*TEXTO DEL EJERCICIO*

--

Ahora que ya pasaron algunos días desde la muerte de Cris Miró,
la discusión sobre qué fue lo que se la llevó de
este mundo puede ser superflua. Pero hay un dejo amargo detrás
de las versiones sobre si tenía o no vih. ¿Por qué
esa necesidad de develar lo que ella nunca quiso decir? ¿Tiene
sentido demostrar que efectivamente vivió con el virus y murió
porque se negó a recibir atención médica? No sé
cuáles fueron las razones que impiden a los familiares y a su
representante artístico ponerle un nombre a esa larga dolencia
que expusieron como motivo de su muerte. Pero sí sé que,
de última, es un asunto suyo. Sentir que a esta altura del siglo
el sida sigue siendo un estigma que marca y castiga frente a la sociedad
bien pensante, arrastra pena e impotencia. Pensar que Cris Miró
no pudo hacer frente a su enfermedad, que prefirió callarse y
tomar las pastillas que le recordarían eso que todos los días
tendría que ocultar, es como una espina en el zapato. ¿Qué
podría importarle justamente a ella, que se construyó
como travesti, como objeto sexual equívoco en el teatro de revistas,
el reino indiscutido de la heterosexualidad, decir o no que tenía
vih? Tal vez era tanto lo que tenía que defender y exponer a
la luz de las preguntas, las cámaras, las fantasías del
resto del mundo, que prefirió guardar algo, lo que sea, para
que no fuera diseccionado como un sapo en un laboratorio. Tal vez ni
siquiera tenía hiv. Tal vez lo tenía y decirlo era manchar
con tinta indeleble el falso éxito de ser quien quiso ser a pesar
de todo y salir entera. Tal vez para el resto del mundo que Cris Miró
tuviera vih era una prueba del castigo que cae sobre quienes desafían
la moral impuesta. Mientras escribo no termino de decidir si tiene sentido
lo que estoy haciendo. Por momentos me parece que rescato lo peor del
periodismo, eso de estar escarbando sobre los cadáveres como
si fuera una autopsia. A la vez se me ocurre que solamente hablando,
poniéndole voz a los miedos los de Cris, los de todos
nos vamos a sacudir el peso moral de esta epidemia de mierda. Hay un
dedo acusador que levanta quien devela y quien oculta. El que oculta
porque asume la marca que debe ser silenciada, reprimida, para no lastimar
los oídos del resto del mundo, para que no nos salpique con su
disgusto y su miedo. El que devela en cambio parece estar ofreciendo
una moraleja que tiene dos campanas. La primera es la que dice que insisto
que el sida es un castigo, que no se puede hacer lo que uno o una quiere
y salir intacto de la aventura. La segunda, mejor intencionada, da una
señal de alerta, descubre lo que puede pasar si alguien se calla
o no asume su enfermedad: la muerte. Nada de esto sirve cuando alguien
acaba de dejar el mundo. Hay una tercera opción que nadie piensa
ni se anima a mencionar: a lo mejor Cris no tenía ganas de curarse,
no le importaba estar enferma ni morirse ni nada. A lo mejor lo que
vivió le pareció suficiente y listo. Muchas veces lo pensé
cuando me enfrenté a la muerte de amigos queridos que con algunos
matices vivieron sus últimos días en medio de discusiones
parecidas. Y recién ahora puedo empezar a asumir que también
caben las decisiones personales aun en contra de los médicos
y del mandato omnipresente que dice que hay que estar bien, sanito y
exitoso. Claro que decidir implica una libertad que todavía no
respiramos y es entonces cuando todo hace agua. Porque si esa libertad
fuera el aire que respiramos toda esta discusión no sería
más que un suspiro en el viento, breve e inútil.

--

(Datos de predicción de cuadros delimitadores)
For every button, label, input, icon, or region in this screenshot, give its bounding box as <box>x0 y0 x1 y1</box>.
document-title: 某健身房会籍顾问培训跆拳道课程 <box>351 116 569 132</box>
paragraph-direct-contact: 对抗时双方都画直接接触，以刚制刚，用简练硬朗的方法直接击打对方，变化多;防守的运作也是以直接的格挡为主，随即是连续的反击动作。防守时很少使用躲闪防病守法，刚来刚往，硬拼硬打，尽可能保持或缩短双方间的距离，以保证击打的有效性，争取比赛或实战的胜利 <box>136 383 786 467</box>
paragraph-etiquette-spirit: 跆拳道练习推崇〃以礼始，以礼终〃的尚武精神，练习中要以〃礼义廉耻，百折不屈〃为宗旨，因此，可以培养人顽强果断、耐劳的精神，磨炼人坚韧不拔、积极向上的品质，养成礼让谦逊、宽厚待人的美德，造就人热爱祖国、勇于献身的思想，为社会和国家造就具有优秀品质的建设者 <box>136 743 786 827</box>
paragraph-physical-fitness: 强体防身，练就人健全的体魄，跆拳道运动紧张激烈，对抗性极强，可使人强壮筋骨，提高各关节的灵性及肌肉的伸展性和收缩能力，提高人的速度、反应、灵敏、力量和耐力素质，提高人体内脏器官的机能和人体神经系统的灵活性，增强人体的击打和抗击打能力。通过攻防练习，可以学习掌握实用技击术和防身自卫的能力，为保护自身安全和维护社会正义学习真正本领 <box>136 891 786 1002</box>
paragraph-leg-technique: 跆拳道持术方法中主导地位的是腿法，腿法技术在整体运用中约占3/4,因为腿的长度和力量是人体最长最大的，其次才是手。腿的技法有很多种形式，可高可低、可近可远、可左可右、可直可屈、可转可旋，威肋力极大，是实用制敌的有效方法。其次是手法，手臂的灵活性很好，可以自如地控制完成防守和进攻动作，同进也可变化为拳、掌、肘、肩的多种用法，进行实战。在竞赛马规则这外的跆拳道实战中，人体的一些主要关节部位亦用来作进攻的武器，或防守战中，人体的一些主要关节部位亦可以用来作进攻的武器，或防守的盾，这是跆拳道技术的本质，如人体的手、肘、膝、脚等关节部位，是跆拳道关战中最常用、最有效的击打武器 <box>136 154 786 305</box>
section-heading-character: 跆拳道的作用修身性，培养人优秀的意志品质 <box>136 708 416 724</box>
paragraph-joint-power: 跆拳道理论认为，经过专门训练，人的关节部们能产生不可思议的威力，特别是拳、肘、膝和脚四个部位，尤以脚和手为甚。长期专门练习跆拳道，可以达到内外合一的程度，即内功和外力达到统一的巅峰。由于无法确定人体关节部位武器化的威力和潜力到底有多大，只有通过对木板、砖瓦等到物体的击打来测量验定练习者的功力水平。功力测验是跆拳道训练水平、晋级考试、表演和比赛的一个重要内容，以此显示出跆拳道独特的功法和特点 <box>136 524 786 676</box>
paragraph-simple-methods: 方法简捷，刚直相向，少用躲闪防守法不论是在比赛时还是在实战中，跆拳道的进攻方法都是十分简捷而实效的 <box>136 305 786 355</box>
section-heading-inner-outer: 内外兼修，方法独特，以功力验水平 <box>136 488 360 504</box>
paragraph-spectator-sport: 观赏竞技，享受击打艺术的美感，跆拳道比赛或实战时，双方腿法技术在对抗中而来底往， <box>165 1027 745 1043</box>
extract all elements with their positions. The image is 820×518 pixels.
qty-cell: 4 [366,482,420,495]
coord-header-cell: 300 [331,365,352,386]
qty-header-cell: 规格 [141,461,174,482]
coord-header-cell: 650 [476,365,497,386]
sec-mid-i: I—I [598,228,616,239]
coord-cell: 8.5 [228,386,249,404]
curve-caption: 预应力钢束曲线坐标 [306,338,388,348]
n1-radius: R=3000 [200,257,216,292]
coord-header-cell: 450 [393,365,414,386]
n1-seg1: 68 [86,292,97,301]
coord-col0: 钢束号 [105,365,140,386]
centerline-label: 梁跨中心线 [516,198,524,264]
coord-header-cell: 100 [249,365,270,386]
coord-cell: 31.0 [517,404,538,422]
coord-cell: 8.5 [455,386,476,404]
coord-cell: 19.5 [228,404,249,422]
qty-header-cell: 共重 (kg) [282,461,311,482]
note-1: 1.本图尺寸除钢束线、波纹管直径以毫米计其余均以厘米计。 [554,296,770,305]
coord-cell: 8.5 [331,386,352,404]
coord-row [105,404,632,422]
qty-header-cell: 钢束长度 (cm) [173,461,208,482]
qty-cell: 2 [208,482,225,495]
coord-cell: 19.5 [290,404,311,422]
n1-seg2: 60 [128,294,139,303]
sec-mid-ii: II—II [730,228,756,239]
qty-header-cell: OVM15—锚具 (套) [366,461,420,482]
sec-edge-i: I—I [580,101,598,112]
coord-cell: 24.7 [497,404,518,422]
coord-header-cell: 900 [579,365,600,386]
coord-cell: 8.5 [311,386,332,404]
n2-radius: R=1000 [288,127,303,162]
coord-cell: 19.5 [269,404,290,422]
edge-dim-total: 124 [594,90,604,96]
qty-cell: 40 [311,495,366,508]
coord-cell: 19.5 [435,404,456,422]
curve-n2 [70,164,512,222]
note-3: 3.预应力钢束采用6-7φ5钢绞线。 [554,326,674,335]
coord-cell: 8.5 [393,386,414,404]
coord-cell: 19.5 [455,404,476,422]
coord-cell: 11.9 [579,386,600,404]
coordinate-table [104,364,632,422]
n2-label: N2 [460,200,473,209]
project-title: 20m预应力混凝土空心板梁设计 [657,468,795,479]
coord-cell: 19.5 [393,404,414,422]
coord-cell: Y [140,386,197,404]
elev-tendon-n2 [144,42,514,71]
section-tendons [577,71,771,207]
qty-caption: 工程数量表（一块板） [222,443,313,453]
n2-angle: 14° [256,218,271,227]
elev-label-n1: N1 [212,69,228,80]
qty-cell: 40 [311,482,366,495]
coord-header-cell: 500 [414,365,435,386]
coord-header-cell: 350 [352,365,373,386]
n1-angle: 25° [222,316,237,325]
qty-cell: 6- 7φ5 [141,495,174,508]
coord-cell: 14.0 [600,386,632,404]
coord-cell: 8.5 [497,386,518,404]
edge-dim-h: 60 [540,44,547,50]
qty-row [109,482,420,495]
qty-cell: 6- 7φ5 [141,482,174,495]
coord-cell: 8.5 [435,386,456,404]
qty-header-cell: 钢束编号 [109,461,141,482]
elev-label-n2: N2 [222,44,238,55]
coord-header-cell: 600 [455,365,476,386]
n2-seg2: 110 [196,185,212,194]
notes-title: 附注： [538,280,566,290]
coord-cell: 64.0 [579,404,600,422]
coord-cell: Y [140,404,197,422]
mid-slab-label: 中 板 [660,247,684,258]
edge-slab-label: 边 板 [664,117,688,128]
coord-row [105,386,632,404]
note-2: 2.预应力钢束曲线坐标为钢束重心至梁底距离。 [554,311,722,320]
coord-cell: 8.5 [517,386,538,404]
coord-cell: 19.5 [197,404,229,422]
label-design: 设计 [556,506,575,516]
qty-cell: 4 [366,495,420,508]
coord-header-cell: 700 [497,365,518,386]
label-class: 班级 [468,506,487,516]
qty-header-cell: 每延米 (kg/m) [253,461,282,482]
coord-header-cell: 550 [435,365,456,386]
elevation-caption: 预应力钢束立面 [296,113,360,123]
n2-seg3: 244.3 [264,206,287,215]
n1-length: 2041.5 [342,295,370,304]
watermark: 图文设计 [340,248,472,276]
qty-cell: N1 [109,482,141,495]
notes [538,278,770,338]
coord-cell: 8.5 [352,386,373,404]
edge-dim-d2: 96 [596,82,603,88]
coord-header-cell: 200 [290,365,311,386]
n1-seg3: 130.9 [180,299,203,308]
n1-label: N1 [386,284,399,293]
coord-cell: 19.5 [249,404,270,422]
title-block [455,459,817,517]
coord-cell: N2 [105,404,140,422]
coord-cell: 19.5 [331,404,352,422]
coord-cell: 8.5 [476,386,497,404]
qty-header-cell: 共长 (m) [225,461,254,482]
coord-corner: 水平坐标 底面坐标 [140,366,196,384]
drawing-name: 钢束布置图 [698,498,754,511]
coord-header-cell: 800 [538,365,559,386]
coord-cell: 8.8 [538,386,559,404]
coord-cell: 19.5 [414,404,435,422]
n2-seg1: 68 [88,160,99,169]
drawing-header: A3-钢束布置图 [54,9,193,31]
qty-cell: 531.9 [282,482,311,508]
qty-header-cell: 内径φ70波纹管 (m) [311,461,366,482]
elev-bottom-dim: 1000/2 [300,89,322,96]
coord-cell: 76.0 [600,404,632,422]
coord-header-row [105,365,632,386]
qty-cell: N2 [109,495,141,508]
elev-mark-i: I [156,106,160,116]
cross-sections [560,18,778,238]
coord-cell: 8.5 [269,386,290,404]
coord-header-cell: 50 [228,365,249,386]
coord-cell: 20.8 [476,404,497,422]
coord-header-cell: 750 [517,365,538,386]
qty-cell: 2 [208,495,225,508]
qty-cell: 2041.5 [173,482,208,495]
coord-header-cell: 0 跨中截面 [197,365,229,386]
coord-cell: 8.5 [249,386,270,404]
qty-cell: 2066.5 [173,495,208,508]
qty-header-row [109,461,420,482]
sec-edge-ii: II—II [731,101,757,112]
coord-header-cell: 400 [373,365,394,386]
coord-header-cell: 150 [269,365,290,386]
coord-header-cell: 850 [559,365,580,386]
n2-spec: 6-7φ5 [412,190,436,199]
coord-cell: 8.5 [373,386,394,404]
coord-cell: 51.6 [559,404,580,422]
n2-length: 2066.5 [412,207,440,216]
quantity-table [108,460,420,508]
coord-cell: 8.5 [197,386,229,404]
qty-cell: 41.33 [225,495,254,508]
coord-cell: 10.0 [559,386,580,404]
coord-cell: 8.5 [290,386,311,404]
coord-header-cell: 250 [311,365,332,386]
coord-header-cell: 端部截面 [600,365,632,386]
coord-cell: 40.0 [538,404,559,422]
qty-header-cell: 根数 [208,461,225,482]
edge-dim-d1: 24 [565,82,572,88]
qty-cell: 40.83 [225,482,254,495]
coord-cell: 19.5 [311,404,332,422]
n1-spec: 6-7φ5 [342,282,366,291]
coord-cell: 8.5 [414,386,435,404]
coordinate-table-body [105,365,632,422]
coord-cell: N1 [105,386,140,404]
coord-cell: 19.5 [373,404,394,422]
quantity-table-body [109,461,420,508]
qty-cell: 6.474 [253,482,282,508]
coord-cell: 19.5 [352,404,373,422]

--

*CONSIGNA*
Copiá todas las oraciones del texto sobre Cris Miró que empiezan con "Tal vez", en el orden en que aparecen.

*RESPUESTA*
1. Tal vez era tanto lo que tenía que defender y exponer a la luz de las preguntas, las cámaras, las fantasías del resto del mundo, que prefirió guardar algo, lo que sea, para que no fuera diseccionado como un sapo en un laboratorio.
2. Tal vez ni siquiera tenía hiv.
3. Tal vez lo tenía y decirlo era manchar con tinta indeleble el falso éxito de ser quien quiso ser a pesar de todo y salir entera.
4. Tal vez para el resto del mundo que Cris Miró tuviera vih era una prueba del castigo que cae sobre quienes desafían la moral impuesta.